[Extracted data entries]

:::

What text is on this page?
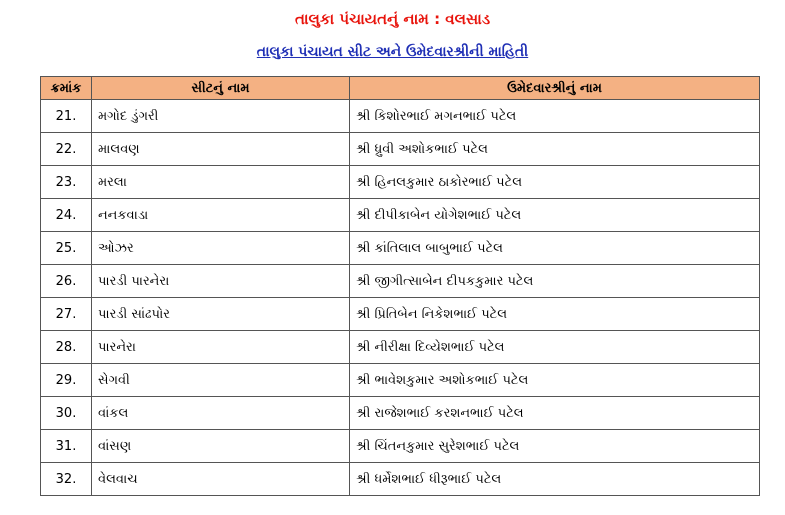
તાલુકા પંચાયતનું નામ : વલસાડ
તાલુકા પંચાયત સીટ અને ઉમેદવારશ્રીની માહિતી
ક્રમાંક	સીટનું નામ	ઉમેદવારશ્રીનું નામ
21.	મગોદ ડુંગરી	શ્રી કિશોરભાઈ મગનભાઈ પટેલ
22.	માલવણ	શ્રી ધ્રુવી અશોકભાઈ પટેલ
23.	મરલા	શ્રી હિનલકુમાર ઠાકોરભાઈ પટેલ
24.	નનકવાડા	શ્રી દીપીકાબેન યોગેશભાઈ પટેલ
25.	ઓઝર	શ્રી કાંતિલાલ બાબુભાઈ પટેલ
26.	પારડી પારનેરા	શ્રી જીગીત્સાબેન દીપકકુમાર પટેલ
27.	પારડી સાંઢપોર	શ્રી પ્રિતિબેન નિકેશભાઈ પટેલ
28.	પારનેરા	શ્રી નીરીક્ષા દિવ્યેશભાઈ પટેલ
29.	સેગવી	શ્રી ભાવેશકુમાર અશોકભાઈ પટેલ
30.	વાંકલ	શ્રી રાજેશભાઈ કરશનભાઈ પટેલ
31.	વાંસણ	શ્રી ચિંતનકુમાર સુરેશભાઈ પટેલ
32.	વેલવાચ	શ્રી ધર્મેશભાઈ ધીરૂભાઈ પટેલ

:::

_Goal:_
Omit every picture, then reproduce the rest of the listing exactly.

_Solution:_
What text is on this page?
તાલુકા પંચાયતનું નામ : વલસાડ
તાલુકા પંચાયત સીટ અને ઉમેદવારશ્રીની માહિતી
ક્રમાંક	સીટનું નામ	ઉમેદવારશ્રીનું નામ
21.	મગોદ ડુંગરી	શ્રી કિશોરભાઈ મગનભાઈ પટેલ
22.	માલવણ	શ્રી ધ્રુવી અશોકભાઈ પટેલ
23.	મરલા	શ્રી હિનલકુમાર ઠાકોરભાઈ પટેલ
24.	નનકવાડા	શ્રી દીપીકાબેન યોગેશભાઈ પટેલ
25.	ઓઝર	શ્રી કાંતિલાલ બાબુભાઈ પટેલ
26.	પારડી પારનેરા	શ્રી જીગીત્સાબેન દીપકકુમાર પટેલ
27.	પારડી સાંઢપોર	શ્રી પ્રિતિબેન નિકેશભાઈ પટેલ
28.	પારનેરા	શ્રી નીરીક્ષા દિવ્યેશભાઈ પટેલ
29.	સેગવી	શ્રી ભાવેશકુમાર અશોકભાઈ પટેલ
30.	વાંકલ	શ્રી રાજેશભાઈ કરશનભાઈ પટેલ
31.	વાંસણ	શ્રી ચિંતનકુમાર સુરેશભાઈ પટેલ
32.	વેલવાચ	શ્રી ધર્મેશભાઈ ધીરૂભાઈ પટેલ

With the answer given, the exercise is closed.